--- GIVEN EXERCISE ---
Read the records below and copy each line that contains "TGTBE".

--- PROVIDED INFORMATION ---
>> Begin

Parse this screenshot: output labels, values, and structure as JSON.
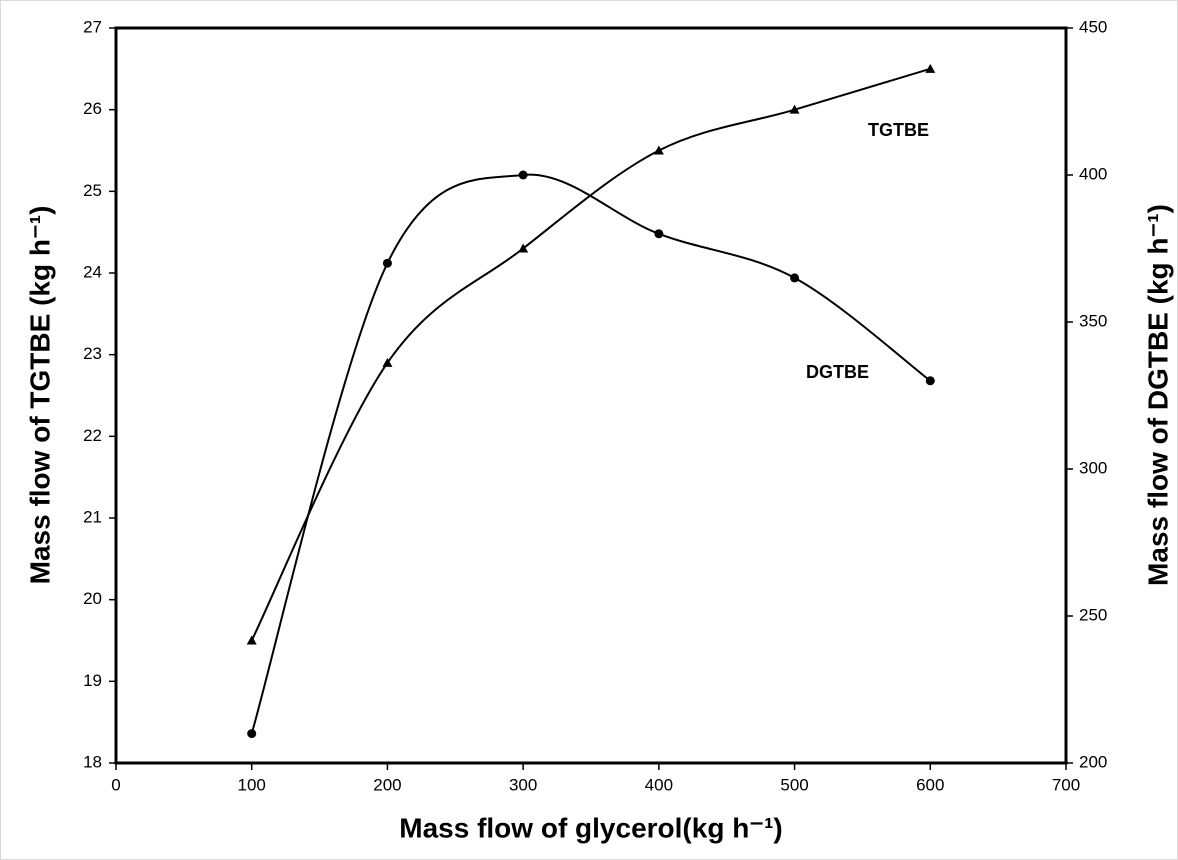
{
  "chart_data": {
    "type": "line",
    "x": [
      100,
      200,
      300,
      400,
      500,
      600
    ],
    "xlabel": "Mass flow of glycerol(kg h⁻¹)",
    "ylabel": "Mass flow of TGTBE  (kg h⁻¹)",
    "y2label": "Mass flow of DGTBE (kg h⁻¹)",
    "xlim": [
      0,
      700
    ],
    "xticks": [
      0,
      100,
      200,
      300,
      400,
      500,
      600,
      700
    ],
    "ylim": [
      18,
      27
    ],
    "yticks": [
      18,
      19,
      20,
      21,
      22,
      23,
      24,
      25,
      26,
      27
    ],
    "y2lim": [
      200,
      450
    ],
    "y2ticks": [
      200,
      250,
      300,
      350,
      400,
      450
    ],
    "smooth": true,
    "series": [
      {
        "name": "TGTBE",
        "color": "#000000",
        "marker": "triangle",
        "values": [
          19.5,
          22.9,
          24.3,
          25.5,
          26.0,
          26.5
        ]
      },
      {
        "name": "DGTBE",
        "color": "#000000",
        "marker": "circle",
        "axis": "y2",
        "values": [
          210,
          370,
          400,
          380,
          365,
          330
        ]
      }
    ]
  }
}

>> End

--- RESPONSE TO THE EXERCISE ---
    "ylabel": "Mass flow of TGTBE  (kg h⁻¹)",
        "name": "TGTBE",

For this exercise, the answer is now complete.